• **Task description**: Write out each line beneath this one exactly as it reads.

• **Material provided**:
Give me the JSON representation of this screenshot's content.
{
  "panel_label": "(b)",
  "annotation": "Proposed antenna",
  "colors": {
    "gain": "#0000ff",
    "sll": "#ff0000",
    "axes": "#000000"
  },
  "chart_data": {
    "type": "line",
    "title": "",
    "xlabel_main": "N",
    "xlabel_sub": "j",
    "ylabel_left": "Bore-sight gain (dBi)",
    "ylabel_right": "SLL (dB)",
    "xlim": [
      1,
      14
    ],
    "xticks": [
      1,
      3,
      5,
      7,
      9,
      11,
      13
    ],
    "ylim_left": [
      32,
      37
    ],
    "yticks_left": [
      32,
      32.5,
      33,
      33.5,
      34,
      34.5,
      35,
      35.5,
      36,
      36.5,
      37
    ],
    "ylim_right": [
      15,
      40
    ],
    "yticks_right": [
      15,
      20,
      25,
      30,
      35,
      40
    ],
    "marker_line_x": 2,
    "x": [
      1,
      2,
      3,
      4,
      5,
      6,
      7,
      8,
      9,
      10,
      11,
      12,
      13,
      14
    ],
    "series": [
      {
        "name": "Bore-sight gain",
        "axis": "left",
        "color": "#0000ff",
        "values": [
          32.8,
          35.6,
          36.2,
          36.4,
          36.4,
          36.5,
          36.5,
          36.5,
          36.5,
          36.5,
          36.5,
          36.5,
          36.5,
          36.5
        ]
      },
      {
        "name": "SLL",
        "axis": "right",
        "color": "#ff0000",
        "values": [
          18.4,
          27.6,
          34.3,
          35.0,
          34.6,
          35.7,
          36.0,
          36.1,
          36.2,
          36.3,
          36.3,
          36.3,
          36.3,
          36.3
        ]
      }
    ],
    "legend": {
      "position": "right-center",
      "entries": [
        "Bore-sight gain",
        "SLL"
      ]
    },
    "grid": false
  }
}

• **Solution to this problem**:
Give me the JSON representation of this screenshot's content.
{
  "panel_label": "(b)",
  "annotation": "Proposed antenna",
  "colors": {
    "gain": "#0000ff",
    "sll": "#ff0000",
    "axes": "#000000"
  },
  "chart_data": {
    "type": "line",
    "title": "",
    "xlabel_main": "N",
    "xlabel_sub": "j",
    "ylabel_left": "Bore-sight gain (dBi)",
    "ylabel_right": "SLL (dB)",
    "xlim": [
      1,
      14
    ],
    "xticks": [
      1,
      3,
      5,
      7,
      9,
      11,
      13
    ],
    "ylim_left": [
      32,
      37
    ],
    "yticks_left": [
      32,
      32.5,
      33,
      33.5,
      34,
      34.5,
      35,
      35.5,
      36,
      36.5,
      37
    ],
    "ylim_right": [
      15,
      40
    ],
    "yticks_right": [
      15,
      20,
      25,
      30,
      35,
      40
    ],
    "marker_line_x": 2,
    "x": [
      1,
      2,
      3,
      4,
      5,
      6,
      7,
      8,
      9,
      10,
      11,
      12,
      13,
      14
    ],
    "series": [
      {
        "name": "Bore-sight gain",
        "axis": "left",
        "color": "#0000ff",
        "values": [
          32.8,
          35.6,
          36.2,
          36.4,
          36.4,
          36.5,
          36.5,
          36.5,
          36.5,
          36.5,
          36.5,
          36.5,
          36.5,
          36.5
        ]
      },
      {
        "name": "SLL",
        "axis": "right",
        "color": "#ff0000",
        "values": [
          18.4,
          27.6,
          34.3,
          35.0,
          34.6,
          35.7,
          36.0,
          36.1,
          36.2,
          36.3,
          36.3,
          36.3,
          36.3,
          36.3
        ]
      }
    ],
    "legend": {
      "position": "right-center",
      "entries": [
        "Bore-sight gain",
        "SLL"
      ]
    },
    "grid": false
  }
}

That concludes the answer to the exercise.